◆ Goal of the exercise: Filter the entries and keep only the lines where the string "proporciones" appears.

◆ Supplied records:

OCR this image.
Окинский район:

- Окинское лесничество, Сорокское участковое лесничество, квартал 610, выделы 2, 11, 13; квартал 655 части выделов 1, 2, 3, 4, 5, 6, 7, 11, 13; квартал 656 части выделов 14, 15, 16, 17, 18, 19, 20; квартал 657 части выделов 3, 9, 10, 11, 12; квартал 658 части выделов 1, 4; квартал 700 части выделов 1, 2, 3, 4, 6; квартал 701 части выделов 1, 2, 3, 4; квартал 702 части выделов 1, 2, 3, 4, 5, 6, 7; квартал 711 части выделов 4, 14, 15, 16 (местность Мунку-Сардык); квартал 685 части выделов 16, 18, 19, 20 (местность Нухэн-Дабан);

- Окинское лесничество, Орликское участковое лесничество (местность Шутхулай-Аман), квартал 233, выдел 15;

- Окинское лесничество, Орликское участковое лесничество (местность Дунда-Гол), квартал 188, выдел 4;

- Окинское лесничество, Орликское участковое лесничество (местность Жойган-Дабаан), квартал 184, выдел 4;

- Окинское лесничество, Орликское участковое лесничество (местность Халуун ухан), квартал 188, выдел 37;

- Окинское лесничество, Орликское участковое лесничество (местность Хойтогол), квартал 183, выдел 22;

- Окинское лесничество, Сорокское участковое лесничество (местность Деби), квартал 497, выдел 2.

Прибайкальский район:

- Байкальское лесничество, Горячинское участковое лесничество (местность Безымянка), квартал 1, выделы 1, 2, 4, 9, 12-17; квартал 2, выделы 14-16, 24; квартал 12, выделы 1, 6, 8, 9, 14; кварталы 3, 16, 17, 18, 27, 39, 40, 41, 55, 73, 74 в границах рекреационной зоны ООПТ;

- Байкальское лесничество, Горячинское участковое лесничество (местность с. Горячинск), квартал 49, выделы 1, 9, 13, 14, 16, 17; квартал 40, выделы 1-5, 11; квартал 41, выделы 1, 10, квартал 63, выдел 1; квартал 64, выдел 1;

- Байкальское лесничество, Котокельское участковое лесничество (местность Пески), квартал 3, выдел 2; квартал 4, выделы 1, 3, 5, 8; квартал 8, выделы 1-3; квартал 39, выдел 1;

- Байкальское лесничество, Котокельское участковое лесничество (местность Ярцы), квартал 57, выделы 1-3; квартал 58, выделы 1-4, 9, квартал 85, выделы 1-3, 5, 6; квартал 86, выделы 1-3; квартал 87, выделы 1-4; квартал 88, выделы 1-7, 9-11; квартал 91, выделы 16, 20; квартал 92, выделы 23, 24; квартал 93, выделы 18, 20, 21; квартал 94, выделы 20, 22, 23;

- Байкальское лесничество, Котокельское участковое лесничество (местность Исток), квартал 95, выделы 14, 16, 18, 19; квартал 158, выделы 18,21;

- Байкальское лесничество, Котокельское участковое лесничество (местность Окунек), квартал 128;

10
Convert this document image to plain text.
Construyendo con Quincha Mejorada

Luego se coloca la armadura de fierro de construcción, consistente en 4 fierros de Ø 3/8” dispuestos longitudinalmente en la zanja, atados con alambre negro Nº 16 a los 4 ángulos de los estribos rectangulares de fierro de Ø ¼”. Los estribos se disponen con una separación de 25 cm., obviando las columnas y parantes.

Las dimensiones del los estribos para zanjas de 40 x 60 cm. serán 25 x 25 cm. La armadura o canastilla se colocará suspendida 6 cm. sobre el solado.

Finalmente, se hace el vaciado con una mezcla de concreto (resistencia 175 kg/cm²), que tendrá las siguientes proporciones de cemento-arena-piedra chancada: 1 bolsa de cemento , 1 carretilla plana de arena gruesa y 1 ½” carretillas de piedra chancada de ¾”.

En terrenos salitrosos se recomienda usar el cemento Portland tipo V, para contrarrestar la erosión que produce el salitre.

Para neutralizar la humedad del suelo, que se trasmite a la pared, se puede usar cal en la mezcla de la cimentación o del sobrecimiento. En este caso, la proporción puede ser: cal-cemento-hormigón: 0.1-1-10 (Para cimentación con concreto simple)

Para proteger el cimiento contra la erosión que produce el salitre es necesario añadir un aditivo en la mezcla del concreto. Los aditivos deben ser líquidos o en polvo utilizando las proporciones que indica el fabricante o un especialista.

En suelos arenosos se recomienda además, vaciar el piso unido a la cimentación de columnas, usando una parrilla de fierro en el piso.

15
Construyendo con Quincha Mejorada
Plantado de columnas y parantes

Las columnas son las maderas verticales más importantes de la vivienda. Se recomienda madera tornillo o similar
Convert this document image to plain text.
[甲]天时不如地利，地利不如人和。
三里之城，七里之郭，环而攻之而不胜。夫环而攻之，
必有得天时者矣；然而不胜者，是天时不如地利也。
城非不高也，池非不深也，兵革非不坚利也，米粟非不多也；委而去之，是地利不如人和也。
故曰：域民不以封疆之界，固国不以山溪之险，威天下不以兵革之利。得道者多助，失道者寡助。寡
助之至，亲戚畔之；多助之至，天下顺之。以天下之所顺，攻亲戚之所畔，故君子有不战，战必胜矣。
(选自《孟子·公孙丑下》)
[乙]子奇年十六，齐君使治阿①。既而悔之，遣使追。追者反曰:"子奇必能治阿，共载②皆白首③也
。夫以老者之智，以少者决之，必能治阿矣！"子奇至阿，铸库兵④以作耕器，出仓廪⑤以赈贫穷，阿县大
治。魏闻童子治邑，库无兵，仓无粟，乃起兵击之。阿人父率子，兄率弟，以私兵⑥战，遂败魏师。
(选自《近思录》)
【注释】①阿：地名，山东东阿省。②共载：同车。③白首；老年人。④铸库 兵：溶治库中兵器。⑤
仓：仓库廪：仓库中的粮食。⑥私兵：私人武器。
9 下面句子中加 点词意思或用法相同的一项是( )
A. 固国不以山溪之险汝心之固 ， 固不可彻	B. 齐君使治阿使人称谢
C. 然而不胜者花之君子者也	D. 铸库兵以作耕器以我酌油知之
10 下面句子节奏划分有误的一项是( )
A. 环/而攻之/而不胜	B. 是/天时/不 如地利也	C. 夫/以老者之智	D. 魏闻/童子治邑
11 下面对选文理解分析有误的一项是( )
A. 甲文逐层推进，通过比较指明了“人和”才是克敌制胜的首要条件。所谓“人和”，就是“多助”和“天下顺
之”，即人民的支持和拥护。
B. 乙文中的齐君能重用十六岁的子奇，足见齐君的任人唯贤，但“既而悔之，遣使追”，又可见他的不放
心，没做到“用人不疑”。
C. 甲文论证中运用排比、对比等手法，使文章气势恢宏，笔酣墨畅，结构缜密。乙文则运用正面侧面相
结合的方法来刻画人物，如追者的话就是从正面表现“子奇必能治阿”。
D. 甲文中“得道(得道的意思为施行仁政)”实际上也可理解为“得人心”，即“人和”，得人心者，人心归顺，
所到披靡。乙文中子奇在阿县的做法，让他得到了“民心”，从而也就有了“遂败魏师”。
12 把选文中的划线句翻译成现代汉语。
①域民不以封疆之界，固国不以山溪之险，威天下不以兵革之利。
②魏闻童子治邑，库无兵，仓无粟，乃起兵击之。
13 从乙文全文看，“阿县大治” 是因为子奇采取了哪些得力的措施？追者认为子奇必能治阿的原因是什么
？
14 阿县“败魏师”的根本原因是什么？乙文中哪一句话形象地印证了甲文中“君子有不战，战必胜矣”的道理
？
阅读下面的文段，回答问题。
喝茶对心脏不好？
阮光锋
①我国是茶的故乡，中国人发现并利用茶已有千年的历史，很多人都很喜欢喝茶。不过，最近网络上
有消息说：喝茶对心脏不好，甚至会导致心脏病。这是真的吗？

◆ Expected answer:
Finalmente, se hace el vaciado con una mezcla de concreto (resistencia 175 kg/cm²), que tendrá las siguientes proporciones de cemento-arena-piedra chancada: 1 bolsa de cemento , 1 carretilla plana de arena gruesa y 1 ½” carretillas de piedra chancada de ¾”.
Para proteger el cimiento contra la erosión que produce el salitre es necesario añadir un aditivo en la mezcla del concreto. Los aditivos deben ser líquidos o en polvo utilizando las proporciones que indica el fabricante o un especialista.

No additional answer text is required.